FRAGMENTO DEL DOCUMENTO
□ □ □ □
En muchas chacras de Misiones, la huerta ocupa un lugar central en la producción familiar. Allí se cultivan verduras de estación, hortalizas y algunas plantas aromáticas destinadas principalmente al consumo del hogar y, en algunos casos, a la venta en ferias francas. En los últimos años, algunos productores comenzaron a sumar a ese esquema la cría de gallinas, una práctica que permite complementar la huerta y aprovechar mejor los recursos disponibles en la chacra.
Si bien no se trata de un modelo presente en todas las explotaciones rurales, la integración entre huerta y gallinas aparece cada vez más como una alternativa interesante para pequeños productores que buscan diversificar su producción con una inversión relativamente baja. La cría de aves de corral requiere pocos insumos, puede realizarse en espacios reducidos y ofrece una producción constante de huevos para el consumo o la comercialización.
Uno de los aspectos que explica el interés por este sistema es la relación que se genera entre ambas actividades. Las gallinas, por ejemplo, pueden contribuir al control natural de algunos insectos presentes en la huerta. Cuando se las libera en determinados sectores del terreno, suelen alimentarse de larvas, gusanos y pequeños insectos que forman parte de su dieta habitual.
□ □ □ □
ORDEN DE TRABAJO A
Según el fragmento sobre huerta y gallinas en Misiones, ¿de qué suelen alimentarse las gallinas cuando se las libera en determinados sectores del terreno?
ORDEN DE TRABAJO B
Reproduzca del fragmento sobre huerta y gallinas el tramo comprendido entre "Si bien no se" y "su dieta habitual.", ambos incluidos.

FILAS PROPORCIONADAS
□ □ □ □
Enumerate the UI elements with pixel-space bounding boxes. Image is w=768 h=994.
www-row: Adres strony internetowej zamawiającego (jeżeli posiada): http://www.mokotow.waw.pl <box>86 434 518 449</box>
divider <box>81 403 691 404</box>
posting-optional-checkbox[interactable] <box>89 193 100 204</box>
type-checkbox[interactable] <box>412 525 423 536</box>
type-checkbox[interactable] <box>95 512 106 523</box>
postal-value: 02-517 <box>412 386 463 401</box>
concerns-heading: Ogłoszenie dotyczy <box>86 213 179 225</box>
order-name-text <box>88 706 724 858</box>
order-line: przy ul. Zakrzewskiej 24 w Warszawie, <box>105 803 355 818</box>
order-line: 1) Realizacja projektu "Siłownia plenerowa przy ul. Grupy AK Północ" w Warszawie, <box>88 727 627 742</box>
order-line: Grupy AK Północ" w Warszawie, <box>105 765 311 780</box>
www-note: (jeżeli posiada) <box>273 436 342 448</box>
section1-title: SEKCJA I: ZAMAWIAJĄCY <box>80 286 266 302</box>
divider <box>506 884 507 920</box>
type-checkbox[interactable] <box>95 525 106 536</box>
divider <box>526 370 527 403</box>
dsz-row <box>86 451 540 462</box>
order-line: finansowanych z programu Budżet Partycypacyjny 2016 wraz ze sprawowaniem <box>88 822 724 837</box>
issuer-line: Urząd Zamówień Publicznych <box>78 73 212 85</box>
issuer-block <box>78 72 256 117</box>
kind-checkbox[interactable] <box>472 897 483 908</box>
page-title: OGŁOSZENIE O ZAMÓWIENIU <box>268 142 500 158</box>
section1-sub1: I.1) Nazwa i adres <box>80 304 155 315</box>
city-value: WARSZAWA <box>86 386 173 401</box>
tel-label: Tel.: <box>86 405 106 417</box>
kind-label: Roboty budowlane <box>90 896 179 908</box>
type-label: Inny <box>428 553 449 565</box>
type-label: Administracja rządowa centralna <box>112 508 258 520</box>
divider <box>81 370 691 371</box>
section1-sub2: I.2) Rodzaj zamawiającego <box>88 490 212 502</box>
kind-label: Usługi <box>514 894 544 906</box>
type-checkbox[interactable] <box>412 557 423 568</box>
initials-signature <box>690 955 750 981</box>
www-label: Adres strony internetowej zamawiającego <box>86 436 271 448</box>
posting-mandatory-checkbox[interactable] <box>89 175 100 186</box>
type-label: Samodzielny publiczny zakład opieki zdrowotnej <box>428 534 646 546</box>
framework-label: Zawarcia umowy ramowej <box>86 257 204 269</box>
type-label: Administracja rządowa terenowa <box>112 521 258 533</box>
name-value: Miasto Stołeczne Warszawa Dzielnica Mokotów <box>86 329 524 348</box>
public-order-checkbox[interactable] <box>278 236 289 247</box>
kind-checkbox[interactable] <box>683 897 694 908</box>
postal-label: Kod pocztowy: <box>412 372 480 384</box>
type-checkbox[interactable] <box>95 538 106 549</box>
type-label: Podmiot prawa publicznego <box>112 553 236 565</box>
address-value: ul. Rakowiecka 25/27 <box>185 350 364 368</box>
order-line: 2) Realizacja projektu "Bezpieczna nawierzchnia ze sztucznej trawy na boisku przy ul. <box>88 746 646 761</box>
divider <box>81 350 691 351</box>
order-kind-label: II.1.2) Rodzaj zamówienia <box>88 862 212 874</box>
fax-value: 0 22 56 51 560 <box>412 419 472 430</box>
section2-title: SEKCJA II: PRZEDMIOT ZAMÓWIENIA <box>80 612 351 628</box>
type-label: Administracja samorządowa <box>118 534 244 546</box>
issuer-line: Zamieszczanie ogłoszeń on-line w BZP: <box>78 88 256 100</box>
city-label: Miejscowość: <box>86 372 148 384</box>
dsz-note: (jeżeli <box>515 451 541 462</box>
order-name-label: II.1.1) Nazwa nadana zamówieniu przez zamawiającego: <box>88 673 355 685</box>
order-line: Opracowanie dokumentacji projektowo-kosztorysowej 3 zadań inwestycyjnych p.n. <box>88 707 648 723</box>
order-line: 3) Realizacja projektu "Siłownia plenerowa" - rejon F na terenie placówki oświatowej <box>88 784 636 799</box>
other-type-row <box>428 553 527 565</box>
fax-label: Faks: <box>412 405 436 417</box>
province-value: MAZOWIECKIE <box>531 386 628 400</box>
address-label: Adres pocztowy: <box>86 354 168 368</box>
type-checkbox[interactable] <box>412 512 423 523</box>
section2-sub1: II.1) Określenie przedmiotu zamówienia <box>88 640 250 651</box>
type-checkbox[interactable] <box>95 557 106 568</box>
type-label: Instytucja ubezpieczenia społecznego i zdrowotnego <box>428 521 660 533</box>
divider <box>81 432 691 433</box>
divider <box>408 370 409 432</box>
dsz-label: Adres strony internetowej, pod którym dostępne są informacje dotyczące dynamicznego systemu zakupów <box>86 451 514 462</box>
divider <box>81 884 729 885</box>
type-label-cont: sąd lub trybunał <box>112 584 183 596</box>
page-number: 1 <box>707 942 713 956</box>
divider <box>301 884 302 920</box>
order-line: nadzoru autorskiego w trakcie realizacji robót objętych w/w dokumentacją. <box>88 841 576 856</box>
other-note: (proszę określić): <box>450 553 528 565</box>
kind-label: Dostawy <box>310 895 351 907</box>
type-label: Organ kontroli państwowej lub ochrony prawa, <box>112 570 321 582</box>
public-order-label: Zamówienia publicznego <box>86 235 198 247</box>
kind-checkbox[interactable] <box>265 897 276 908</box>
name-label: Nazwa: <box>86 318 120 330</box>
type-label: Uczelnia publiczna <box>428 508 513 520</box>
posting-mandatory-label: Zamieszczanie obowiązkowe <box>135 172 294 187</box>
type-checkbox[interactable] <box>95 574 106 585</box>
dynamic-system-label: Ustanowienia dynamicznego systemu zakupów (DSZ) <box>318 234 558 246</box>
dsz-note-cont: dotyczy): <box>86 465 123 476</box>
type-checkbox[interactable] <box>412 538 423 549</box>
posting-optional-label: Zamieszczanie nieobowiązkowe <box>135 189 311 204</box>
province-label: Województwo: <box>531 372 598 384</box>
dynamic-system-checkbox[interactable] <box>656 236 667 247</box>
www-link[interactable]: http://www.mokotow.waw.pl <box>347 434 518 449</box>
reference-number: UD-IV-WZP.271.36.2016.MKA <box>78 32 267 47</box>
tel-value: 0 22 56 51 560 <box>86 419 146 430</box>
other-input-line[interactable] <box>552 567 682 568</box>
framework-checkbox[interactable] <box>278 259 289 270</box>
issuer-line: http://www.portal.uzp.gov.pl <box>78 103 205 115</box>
□ □ □ □
ÁREA DE RESPUESTA A
De larvas, gusanos y pequeños insectos.

ÁREA DE RESPUESTA B
Si bien no se trata de un modelo presente en todas las explotaciones rurales, la integración entre huerta y gallinas aparece cada vez más como una alternativa interesante para pequeños productores que buscan diversificar su producción con una inversión relativamente baja. La cría de aves de corral requiere pocos insumos, puede realizarse en espacios reducidos y ofrece una producción constante de huevos para el consumo o la comercialización.
Uno de los aspectos que explica el interés por este sistema es la relación que se genera entre ambas actividades. Las gallinas, por ejemplo, pueden contribuir al control natural de algunos insectos presentes en la huerta. Cuando se las libera en determinados sectores del terreno, suelen alimentarse de larvas, gusanos y pequeños insectos que forman parte de su dieta habitual.